- _Work to do_
Your task is to repeat the records exactly from the line containing "Extract the structured" onward, through the final line.

>> START Records shown

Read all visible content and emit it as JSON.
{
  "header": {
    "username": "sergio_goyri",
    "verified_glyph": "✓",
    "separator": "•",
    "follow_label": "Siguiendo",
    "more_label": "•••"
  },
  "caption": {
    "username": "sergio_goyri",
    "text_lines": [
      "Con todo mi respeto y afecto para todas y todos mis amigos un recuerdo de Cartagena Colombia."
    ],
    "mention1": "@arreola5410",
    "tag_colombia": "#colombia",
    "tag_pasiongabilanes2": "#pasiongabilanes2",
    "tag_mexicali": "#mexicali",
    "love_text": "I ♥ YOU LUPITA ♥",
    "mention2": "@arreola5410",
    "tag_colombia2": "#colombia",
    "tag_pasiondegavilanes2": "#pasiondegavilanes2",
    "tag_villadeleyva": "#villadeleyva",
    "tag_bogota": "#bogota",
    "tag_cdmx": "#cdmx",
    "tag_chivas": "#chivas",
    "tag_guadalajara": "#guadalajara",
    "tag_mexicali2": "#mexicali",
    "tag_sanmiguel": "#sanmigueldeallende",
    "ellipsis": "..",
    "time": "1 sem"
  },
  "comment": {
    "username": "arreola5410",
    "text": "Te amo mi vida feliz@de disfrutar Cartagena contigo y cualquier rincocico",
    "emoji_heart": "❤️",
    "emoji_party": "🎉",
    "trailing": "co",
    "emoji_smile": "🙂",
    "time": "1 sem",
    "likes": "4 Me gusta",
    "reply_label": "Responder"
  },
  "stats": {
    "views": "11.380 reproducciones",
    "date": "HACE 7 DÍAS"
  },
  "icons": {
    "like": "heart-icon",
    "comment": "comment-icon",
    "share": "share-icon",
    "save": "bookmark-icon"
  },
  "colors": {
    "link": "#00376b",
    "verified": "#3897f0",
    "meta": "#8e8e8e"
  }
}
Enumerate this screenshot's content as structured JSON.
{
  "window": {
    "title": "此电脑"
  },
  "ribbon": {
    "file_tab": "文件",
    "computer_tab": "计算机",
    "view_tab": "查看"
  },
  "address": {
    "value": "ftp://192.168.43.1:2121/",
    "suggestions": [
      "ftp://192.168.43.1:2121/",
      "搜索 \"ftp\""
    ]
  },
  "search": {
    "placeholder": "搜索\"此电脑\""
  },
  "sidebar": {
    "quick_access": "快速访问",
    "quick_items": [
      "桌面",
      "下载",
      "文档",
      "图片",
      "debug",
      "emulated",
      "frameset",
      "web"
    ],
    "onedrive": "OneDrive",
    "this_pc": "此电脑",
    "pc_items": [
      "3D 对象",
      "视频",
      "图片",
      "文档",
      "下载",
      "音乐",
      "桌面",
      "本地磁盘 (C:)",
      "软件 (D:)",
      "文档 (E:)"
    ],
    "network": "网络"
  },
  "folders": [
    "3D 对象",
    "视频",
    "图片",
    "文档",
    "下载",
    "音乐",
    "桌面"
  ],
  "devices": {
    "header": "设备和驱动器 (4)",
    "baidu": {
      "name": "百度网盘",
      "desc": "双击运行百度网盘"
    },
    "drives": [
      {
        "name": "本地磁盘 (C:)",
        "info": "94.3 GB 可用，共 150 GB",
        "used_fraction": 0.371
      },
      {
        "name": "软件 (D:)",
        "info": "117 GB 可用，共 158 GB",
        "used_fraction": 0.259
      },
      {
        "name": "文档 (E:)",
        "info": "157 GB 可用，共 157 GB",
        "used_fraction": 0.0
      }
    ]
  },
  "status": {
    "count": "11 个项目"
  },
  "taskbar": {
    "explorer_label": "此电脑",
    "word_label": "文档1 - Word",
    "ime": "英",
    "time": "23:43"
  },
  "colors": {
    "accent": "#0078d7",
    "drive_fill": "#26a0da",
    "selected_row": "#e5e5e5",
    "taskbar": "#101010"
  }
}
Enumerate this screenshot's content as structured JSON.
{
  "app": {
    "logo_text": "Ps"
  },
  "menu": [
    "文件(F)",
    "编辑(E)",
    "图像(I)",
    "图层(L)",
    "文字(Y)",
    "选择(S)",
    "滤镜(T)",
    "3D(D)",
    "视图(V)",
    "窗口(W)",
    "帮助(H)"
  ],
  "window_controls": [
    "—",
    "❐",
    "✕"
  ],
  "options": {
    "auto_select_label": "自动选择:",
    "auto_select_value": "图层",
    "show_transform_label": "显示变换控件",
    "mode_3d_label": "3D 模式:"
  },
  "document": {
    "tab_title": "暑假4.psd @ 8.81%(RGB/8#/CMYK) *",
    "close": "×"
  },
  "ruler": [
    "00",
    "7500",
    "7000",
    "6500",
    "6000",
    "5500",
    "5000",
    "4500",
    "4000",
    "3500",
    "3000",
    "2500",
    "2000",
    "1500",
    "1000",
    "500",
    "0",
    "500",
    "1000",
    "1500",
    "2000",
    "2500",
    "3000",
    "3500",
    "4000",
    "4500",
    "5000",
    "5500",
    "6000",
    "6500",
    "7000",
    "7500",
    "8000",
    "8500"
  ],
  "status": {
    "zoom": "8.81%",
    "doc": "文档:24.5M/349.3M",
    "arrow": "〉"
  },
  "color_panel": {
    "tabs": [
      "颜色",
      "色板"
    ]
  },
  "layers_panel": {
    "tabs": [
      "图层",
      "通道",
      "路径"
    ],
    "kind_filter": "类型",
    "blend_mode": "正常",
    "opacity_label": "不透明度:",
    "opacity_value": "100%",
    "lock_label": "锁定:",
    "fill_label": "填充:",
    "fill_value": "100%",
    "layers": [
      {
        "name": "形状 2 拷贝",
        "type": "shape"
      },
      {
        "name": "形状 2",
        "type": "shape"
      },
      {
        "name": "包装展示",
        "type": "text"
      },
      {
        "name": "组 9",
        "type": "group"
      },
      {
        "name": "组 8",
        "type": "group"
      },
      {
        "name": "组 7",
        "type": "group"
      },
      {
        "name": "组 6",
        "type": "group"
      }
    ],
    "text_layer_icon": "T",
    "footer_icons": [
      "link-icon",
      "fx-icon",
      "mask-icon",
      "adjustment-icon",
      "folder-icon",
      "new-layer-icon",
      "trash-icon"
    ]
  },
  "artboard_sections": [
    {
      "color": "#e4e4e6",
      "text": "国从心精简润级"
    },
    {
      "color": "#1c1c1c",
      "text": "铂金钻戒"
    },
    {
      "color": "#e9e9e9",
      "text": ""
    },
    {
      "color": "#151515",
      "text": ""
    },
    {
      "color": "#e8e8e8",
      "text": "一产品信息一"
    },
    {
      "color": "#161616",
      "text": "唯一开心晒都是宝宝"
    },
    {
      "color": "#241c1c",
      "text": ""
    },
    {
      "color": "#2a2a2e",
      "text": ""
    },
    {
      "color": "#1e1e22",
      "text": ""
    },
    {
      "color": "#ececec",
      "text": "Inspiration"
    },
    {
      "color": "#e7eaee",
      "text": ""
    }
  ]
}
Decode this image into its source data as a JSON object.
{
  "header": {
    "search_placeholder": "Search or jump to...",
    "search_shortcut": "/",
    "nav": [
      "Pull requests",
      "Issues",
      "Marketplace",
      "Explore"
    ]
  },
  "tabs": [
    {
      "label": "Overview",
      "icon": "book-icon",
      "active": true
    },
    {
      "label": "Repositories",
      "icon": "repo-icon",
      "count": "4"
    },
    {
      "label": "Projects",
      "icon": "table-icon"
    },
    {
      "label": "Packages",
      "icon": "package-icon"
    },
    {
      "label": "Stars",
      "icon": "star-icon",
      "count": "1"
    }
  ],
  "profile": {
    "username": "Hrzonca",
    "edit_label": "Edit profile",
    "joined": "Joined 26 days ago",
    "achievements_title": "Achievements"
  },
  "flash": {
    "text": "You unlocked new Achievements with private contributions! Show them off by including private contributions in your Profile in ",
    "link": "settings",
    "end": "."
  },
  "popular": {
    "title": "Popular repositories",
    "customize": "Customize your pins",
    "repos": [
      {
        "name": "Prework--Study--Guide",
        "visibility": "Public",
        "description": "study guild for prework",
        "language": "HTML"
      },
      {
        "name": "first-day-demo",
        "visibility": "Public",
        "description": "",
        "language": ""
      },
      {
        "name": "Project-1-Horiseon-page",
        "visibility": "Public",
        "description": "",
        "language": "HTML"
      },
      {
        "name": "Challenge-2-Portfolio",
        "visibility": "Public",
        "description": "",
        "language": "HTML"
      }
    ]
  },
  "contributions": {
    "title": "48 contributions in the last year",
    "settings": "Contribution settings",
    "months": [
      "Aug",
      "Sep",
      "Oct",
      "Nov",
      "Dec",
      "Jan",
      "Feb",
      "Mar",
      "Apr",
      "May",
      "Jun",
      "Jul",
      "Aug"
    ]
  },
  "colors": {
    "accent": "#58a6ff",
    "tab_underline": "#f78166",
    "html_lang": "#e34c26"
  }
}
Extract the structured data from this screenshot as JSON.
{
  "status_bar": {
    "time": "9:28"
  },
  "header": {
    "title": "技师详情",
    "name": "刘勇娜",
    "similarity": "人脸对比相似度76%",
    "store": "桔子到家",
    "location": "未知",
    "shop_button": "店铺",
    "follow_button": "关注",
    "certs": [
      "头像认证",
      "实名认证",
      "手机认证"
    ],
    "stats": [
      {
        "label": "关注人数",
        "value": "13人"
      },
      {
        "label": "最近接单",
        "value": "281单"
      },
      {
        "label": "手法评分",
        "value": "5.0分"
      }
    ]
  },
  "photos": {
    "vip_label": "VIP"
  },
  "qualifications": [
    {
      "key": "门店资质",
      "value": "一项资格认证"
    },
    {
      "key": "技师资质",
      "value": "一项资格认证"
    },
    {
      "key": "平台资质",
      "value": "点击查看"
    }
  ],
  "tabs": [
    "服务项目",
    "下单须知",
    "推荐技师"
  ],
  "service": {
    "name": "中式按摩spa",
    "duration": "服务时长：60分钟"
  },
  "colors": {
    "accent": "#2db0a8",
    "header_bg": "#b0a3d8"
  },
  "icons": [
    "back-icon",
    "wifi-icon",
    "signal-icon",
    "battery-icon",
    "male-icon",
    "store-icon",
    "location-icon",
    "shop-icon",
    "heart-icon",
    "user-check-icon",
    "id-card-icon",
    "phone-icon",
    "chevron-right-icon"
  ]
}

>> END Records shown

- _The answer_
Extract the structured data from this screenshot as JSON.
{
  "status_bar": {
    "time": "9:28"
  },
  "header": {
    "title": "技师详情",
    "name": "刘勇娜",
    "similarity": "人脸对比相似度76%",
    "store": "桔子到家",
    "location": "未知",
    "shop_button": "店铺",
    "follow_button": "关注",
    "certs": [
      "头像认证",
      "实名认证",
      "手机认证"
    ],
    "stats": [
      {
        "label": "关注人数",
        "value": "13人"
      },
      {
        "label": "最近接单",
        "value": "281单"
      },
      {
        "label": "手法评分",
        "value": "5.0分"
      }
    ]
  },
  "photos": {
    "vip_label": "VIP"
  },
  "qualifications": [
    {
      "key": "门店资质",
      "value": "一项资格认证"
    },
    {
      "key": "技师资质",
      "value": "一项资格认证"
    },
    {
      "key": "平台资质",
      "value": "点击查看"
    }
  ],
  "tabs": [
    "服务项目",
    "下单须知",
    "推荐技师"
  ],
  "service": {
    "name": "中式按摩spa",
    "duration": "服务时长：60分钟"
  },
  "colors": {
    "accent": "#2db0a8",
    "header_bg": "#b0a3d8"
  },
  "icons": [
    "back-icon",
    "wifi-icon",
    "signal-icon",
    "battery-icon",
    "male-icon",
    "store-icon",
    "location-icon",
    "shop-icon",
    "heart-icon",
    "user-check-icon",
    "id-card-icon",
    "phone-icon",
    "chevron-right-icon"
  ]
}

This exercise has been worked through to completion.